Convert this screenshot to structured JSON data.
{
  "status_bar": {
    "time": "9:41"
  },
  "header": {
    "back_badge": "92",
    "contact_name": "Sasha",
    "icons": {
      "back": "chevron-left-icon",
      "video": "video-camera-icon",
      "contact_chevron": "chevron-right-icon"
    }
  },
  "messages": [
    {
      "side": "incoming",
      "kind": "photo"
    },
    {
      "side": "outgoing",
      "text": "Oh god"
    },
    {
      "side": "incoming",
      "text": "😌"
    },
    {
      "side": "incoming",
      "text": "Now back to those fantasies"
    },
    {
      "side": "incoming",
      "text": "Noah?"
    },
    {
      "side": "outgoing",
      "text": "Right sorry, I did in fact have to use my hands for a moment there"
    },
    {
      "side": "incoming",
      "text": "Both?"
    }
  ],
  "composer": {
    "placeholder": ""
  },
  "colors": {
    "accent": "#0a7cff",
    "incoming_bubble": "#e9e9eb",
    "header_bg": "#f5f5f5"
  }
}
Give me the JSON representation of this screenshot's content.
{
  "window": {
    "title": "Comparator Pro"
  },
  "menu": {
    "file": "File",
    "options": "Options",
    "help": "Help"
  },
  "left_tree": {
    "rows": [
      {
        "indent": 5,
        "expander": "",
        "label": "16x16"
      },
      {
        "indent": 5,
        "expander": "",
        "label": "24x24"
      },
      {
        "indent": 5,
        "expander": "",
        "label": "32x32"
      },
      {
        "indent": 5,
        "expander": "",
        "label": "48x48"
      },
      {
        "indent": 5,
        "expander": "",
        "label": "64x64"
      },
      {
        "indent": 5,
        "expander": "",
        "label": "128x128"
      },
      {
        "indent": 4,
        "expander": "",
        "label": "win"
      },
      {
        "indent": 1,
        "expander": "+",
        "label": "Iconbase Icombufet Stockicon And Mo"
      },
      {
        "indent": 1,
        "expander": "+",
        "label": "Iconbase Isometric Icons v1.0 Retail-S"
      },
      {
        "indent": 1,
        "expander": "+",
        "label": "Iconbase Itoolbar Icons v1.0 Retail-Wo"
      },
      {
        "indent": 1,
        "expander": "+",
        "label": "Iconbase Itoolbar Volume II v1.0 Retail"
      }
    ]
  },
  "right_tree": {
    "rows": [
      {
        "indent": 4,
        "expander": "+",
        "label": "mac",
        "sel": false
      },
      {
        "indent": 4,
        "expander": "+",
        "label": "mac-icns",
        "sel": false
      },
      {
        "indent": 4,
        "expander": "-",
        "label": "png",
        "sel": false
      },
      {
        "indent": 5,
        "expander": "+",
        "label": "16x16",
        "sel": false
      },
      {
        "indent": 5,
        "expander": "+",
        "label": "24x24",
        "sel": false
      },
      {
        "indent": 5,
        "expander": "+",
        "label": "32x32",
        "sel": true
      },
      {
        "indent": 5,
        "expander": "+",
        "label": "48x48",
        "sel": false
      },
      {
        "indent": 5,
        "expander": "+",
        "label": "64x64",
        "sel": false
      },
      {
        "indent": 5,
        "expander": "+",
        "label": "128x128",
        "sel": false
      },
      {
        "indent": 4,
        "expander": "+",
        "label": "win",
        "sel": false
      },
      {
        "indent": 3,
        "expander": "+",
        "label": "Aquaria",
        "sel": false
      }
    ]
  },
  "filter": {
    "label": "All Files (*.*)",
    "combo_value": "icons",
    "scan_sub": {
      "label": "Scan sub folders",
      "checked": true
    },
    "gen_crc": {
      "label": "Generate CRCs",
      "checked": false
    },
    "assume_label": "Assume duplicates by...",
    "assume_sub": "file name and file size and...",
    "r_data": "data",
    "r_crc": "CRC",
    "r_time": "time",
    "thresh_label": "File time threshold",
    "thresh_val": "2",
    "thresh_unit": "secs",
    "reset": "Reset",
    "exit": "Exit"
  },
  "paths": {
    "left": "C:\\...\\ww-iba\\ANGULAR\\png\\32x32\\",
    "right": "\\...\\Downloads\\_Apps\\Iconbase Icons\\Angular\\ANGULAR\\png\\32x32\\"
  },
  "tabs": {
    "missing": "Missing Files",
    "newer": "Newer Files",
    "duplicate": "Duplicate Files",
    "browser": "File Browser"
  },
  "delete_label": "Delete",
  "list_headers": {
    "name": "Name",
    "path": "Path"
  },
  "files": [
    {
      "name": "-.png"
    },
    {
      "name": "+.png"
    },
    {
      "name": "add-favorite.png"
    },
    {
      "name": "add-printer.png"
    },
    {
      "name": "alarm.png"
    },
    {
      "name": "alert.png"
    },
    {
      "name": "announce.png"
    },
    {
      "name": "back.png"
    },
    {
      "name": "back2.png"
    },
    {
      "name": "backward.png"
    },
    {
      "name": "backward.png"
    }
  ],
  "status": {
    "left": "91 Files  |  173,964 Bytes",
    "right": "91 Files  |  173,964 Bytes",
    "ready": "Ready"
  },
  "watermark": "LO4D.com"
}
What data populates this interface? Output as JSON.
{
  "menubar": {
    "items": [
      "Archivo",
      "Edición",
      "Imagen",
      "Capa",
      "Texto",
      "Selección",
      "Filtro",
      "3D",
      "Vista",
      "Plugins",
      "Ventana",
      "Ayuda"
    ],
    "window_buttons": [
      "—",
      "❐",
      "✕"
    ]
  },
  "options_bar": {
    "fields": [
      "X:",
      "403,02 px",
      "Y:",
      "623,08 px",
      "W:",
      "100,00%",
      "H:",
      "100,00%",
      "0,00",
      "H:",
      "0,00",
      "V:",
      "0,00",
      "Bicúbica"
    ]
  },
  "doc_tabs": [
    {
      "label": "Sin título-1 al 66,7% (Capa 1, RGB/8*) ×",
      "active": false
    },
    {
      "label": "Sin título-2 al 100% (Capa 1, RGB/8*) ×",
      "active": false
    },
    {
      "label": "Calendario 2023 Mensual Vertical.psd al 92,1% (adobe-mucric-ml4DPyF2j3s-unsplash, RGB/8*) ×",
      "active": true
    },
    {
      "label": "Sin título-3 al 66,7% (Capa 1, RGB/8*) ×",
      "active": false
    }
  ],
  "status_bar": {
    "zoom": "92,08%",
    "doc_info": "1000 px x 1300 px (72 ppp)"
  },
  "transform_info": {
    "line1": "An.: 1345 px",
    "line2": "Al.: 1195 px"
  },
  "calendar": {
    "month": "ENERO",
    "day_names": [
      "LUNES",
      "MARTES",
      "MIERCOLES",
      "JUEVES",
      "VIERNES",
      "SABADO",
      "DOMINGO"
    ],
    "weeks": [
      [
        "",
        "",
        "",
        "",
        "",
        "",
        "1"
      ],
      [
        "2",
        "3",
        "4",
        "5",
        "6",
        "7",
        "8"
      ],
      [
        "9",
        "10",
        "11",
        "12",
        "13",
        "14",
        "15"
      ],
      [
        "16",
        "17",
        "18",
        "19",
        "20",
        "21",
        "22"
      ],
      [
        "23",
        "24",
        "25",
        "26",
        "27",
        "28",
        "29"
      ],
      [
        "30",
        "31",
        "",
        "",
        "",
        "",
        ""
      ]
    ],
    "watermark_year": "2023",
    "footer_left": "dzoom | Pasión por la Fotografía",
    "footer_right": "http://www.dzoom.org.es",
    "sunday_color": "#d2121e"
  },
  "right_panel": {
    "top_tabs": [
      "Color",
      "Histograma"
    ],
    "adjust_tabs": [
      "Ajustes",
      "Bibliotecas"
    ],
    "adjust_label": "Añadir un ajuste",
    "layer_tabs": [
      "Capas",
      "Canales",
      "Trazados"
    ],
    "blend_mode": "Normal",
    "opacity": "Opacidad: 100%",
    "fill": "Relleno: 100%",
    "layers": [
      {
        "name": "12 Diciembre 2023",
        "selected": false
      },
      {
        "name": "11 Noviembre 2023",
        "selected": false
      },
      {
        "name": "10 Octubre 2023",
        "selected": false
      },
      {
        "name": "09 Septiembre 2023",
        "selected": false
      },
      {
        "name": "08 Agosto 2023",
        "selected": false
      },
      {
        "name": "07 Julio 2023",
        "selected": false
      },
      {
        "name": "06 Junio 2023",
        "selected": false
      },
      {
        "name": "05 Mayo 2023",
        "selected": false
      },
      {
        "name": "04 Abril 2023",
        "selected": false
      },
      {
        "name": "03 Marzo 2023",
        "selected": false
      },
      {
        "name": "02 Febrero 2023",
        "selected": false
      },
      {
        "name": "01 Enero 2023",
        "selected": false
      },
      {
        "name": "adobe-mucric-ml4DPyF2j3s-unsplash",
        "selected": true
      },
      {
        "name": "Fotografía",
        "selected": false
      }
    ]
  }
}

Problem description: Return every line of the preceding records in which the word "ANGULAR" appears.

Solved problem:
    "left": "C:\\...\\ww-iba\\ANGULAR\\png\\32x32\\",
    "right": "\\...\\Downloads\\_Apps\\Iconbase Icons\\Angular\\ANGULAR\\png\\32x32\\"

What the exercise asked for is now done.